YOUR GOAL - Reproduce all of the material exactly as shown.

====

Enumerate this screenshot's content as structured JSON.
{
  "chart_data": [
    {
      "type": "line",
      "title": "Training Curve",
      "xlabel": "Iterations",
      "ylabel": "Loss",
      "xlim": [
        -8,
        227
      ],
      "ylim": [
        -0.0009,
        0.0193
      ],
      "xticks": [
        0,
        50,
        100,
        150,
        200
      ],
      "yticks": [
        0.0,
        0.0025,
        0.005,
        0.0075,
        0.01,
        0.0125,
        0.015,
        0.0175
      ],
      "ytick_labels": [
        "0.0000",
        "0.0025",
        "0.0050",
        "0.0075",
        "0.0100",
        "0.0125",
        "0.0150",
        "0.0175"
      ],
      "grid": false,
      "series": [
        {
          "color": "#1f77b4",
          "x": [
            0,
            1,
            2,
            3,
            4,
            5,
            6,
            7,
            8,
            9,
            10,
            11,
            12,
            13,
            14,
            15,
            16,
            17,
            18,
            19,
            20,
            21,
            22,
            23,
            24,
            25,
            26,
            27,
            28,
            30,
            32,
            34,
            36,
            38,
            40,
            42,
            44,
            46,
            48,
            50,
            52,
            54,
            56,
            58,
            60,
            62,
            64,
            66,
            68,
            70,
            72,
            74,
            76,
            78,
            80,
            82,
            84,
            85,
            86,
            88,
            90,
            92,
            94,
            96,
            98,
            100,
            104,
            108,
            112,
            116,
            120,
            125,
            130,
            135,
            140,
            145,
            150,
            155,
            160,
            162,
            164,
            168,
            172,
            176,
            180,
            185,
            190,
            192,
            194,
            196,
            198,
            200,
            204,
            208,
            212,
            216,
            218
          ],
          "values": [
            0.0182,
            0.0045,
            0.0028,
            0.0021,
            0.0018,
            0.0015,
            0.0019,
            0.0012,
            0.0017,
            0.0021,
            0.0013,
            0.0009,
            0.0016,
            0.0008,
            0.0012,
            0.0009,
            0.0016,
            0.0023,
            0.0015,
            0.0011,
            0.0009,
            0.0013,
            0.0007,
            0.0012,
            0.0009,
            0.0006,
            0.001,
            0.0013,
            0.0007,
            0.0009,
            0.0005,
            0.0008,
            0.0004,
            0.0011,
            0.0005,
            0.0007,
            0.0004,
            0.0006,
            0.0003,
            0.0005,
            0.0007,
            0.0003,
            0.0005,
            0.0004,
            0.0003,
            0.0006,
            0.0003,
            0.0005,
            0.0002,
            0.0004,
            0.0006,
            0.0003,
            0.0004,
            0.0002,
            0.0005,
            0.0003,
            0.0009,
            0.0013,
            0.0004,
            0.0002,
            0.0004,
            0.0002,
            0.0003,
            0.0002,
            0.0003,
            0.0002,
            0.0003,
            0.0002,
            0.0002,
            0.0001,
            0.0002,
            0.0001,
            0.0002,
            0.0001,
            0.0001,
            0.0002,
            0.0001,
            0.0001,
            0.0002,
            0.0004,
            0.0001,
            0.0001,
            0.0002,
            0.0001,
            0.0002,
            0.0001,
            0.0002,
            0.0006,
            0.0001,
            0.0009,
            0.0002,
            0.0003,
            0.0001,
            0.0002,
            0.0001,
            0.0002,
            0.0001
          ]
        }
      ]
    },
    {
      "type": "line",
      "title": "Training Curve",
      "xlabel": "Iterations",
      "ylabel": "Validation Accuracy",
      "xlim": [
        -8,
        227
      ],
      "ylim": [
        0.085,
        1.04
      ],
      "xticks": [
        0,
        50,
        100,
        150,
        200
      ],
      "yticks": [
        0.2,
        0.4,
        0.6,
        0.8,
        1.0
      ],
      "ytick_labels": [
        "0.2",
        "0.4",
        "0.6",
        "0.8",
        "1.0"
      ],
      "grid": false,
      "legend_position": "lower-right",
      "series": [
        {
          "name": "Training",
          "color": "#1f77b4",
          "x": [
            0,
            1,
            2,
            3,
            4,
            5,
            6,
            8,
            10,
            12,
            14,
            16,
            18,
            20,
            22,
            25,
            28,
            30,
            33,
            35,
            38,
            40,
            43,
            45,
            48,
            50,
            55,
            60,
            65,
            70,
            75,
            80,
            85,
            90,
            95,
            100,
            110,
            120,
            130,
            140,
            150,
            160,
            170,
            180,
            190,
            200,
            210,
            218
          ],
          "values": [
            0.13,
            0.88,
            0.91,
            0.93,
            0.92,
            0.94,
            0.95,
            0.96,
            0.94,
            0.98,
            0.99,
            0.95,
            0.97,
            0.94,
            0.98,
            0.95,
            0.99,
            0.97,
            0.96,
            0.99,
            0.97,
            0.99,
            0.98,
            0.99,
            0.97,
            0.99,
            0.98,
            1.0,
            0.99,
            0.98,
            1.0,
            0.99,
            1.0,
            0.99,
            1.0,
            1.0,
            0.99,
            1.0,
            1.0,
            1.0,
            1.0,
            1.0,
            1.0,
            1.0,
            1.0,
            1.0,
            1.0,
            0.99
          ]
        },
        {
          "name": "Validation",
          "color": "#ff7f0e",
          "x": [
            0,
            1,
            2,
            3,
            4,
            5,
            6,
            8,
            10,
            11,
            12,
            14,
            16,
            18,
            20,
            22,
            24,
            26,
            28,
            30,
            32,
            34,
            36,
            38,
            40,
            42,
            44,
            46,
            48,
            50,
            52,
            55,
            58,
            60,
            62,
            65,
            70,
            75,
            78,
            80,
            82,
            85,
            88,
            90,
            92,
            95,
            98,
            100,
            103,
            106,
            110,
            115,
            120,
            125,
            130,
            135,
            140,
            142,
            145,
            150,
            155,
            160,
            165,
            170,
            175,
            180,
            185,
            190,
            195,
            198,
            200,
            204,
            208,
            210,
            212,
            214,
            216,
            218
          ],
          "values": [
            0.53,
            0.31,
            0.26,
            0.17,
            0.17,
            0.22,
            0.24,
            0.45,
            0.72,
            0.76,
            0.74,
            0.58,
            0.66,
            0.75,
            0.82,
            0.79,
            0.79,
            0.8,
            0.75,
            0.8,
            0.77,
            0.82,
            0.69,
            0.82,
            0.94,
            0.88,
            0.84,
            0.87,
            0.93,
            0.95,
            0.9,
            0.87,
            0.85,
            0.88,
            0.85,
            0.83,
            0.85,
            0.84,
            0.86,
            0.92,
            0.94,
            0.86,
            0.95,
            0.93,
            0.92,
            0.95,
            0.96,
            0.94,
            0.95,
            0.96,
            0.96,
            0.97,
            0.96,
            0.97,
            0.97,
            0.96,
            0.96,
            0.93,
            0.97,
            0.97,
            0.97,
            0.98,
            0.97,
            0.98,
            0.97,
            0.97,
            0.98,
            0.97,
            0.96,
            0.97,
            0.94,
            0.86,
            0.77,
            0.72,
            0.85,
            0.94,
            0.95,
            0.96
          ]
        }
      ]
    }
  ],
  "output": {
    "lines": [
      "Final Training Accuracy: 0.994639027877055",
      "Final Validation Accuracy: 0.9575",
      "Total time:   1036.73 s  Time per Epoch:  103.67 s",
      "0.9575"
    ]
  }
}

====

ANSWER FOR THIS EXERCISE -
Enumerate this screenshot's content as structured JSON.
{
  "chart_data": [
    {
      "type": "line",
      "title": "Training Curve",
      "xlabel": "Iterations",
      "ylabel": "Loss",
      "xlim": [
        -8,
        227
      ],
      "ylim": [
        -0.0009,
        0.0193
      ],
      "xticks": [
        0,
        50,
        100,
        150,
        200
      ],
      "yticks": [
        0.0,
        0.0025,
        0.005,
        0.0075,
        0.01,
        0.0125,
        0.015,
        0.0175
      ],
      "ytick_labels": [
        "0.0000",
        "0.0025",
        "0.0050",
        "0.0075",
        "0.0100",
        "0.0125",
        "0.0150",
        "0.0175"
      ],
      "grid": false,
      "series": [
        {
          "color": "#1f77b4",
          "x": [
            0,
            1,
            2,
            3,
            4,
            5,
            6,
            7,
            8,
            9,
            10,
            11,
            12,
            13,
            14,
            15,
            16,
            17,
            18,
            19,
            20,
            21,
            22,
            23,
            24,
            25,
            26,
            27,
            28,
            30,
            32,
            34,
            36,
            38,
            40,
            42,
            44,
            46,
            48,
            50,
            52,
            54,
            56,
            58,
            60,
            62,
            64,
            66,
            68,
            70,
            72,
            74,
            76,
            78,
            80,
            82,
            84,
            85,
            86,
            88,
            90,
            92,
            94,
            96,
            98,
            100,
            104,
            108,
            112,
            116,
            120,
            125,
            130,
            135,
            140,
            145,
            150,
            155,
            160,
            162,
            164,
            168,
            172,
            176,
            180,
            185,
            190,
            192,
            194,
            196,
            198,
            200,
            204,
            208,
            212,
            216,
            218
          ],
          "values": [
            0.0182,
            0.0045,
            0.0028,
            0.0021,
            0.0018,
            0.0015,
            0.0019,
            0.0012,
            0.0017,
            0.0021,
            0.0013,
            0.0009,
            0.0016,
            0.0008,
            0.0012,
            0.0009,
            0.0016,
            0.0023,
            0.0015,
            0.0011,
            0.0009,
            0.0013,
            0.0007,
            0.0012,
            0.0009,
            0.0006,
            0.001,
            0.0013,
            0.0007,
            0.0009,
            0.0005,
            0.0008,
            0.0004,
            0.0011,
            0.0005,
            0.0007,
            0.0004,
            0.0006,
            0.0003,
            0.0005,
            0.0007,
            0.0003,
            0.0005,
            0.0004,
            0.0003,
            0.0006,
            0.0003,
            0.0005,
            0.0002,
            0.0004,
            0.0006,
            0.0003,
            0.0004,
            0.0002,
            0.0005,
            0.0003,
            0.0009,
            0.0013,
            0.0004,
            0.0002,
            0.0004,
            0.0002,
            0.0003,
            0.0002,
            0.0003,
            0.0002,
            0.0003,
            0.0002,
            0.0002,
            0.0001,
            0.0002,
            0.0001,
            0.0002,
            0.0001,
            0.0001,
            0.0002,
            0.0001,
            0.0001,
            0.0002,
            0.0004,
            0.0001,
            0.0001,
            0.0002,
            0.0001,
            0.0002,
            0.0001,
            0.0002,
            0.0006,
            0.0001,
            0.0009,
            0.0002,
            0.0003,
            0.0001,
            0.0002,
            0.0001,
            0.0002,
            0.0001
          ]
        }
      ]
    },
    {
      "type": "line",
      "title": "Training Curve",
      "xlabel": "Iterations",
      "ylabel": "Validation Accuracy",
      "xlim": [
        -8,
        227
      ],
      "ylim": [
        0.085,
        1.04
      ],
      "xticks": [
        0,
        50,
        100,
        150,
        200
      ],
      "yticks": [
        0.2,
        0.4,
        0.6,
        0.8,
        1.0
      ],
      "ytick_labels": [
        "0.2",
        "0.4",
        "0.6",
        "0.8",
        "1.0"
      ],
      "grid": false,
      "legend_position": "lower-right",
      "series": [
        {
          "name": "Training",
          "color": "#1f77b4",
          "x": [
            0,
            1,
            2,
            3,
            4,
            5,
            6,
            8,
            10,
            12,
            14,
            16,
            18,
            20,
            22,
            25,
            28,
            30,
            33,
            35,
            38,
            40,
            43,
            45,
            48,
            50,
            55,
            60,
            65,
            70,
            75,
            80,
            85,
            90,
            95,
            100,
            110,
            120,
            130,
            140,
            150,
            160,
            170,
            180,
            190,
            200,
            210,
            218
          ],
          "values": [
            0.13,
            0.88,
            0.91,
            0.93,
            0.92,
            0.94,
            0.95,
            0.96,
            0.94,
            0.98,
            0.99,
            0.95,
            0.97,
            0.94,
            0.98,
            0.95,
            0.99,
            0.97,
            0.96,
            0.99,
            0.97,
            0.99,
            0.98,
            0.99,
            0.97,
            0.99,
            0.98,
            1.0,
            0.99,
            0.98,
            1.0,
            0.99,
            1.0,
            0.99,
            1.0,
            1.0,
            0.99,
            1.0,
            1.0,
            1.0,
            1.0,
            1.0,
            1.0,
            1.0,
            1.0,
            1.0,
            1.0,
            0.99
          ]
        },
        {
          "name": "Validation",
          "color": "#ff7f0e",
          "x": [
            0,
            1,
            2,
            3,
            4,
            5,
            6,
            8,
            10,
            11,
            12,
            14,
            16,
            18,
            20,
            22,
            24,
            26,
            28,
            30,
            32,
            34,
            36,
            38,
            40,
            42,
            44,
            46,
            48,
            50,
            52,
            55,
            58,
            60,
            62,
            65,
            70,
            75,
            78,
            80,
            82,
            85,
            88,
            90,
            92,
            95,
            98,
            100,
            103,
            106,
            110,
            115,
            120,
            125,
            130,
            135,
            140,
            142,
            145,
            150,
            155,
            160,
            165,
            170,
            175,
            180,
            185,
            190,
            195,
            198,
            200,
            204,
            208,
            210,
            212,
            214,
            216,
            218
          ],
          "values": [
            0.53,
            0.31,
            0.26,
            0.17,
            0.17,
            0.22,
            0.24,
            0.45,
            0.72,
            0.76,
            0.74,
            0.58,
            0.66,
            0.75,
            0.82,
            0.79,
            0.79,
            0.8,
            0.75,
            0.8,
            0.77,
            0.82,
            0.69,
            0.82,
            0.94,
            0.88,
            0.84,
            0.87,
            0.93,
            0.95,
            0.9,
            0.87,
            0.85,
            0.88,
            0.85,
            0.83,
            0.85,
            0.84,
            0.86,
            0.92,
            0.94,
            0.86,
            0.95,
            0.93,
            0.92,
            0.95,
            0.96,
            0.94,
            0.95,
            0.96,
            0.96,
            0.97,
            0.96,
            0.97,
            0.97,
            0.96,
            0.96,
            0.93,
            0.97,
            0.97,
            0.97,
            0.98,
            0.97,
            0.98,
            0.97,
            0.97,
            0.98,
            0.97,
            0.96,
            0.97,
            0.94,
            0.86,
            0.77,
            0.72,
            0.85,
            0.94,
            0.95,
            0.96
          ]
        }
      ]
    }
  ],
  "output": {
    "lines": [
      "Final Training Accuracy: 0.994639027877055",
      "Final Validation Accuracy: 0.9575",
      "Total time:   1036.73 s  Time per Epoch:  103.67 s",
      "0.9575"
    ]
  }
}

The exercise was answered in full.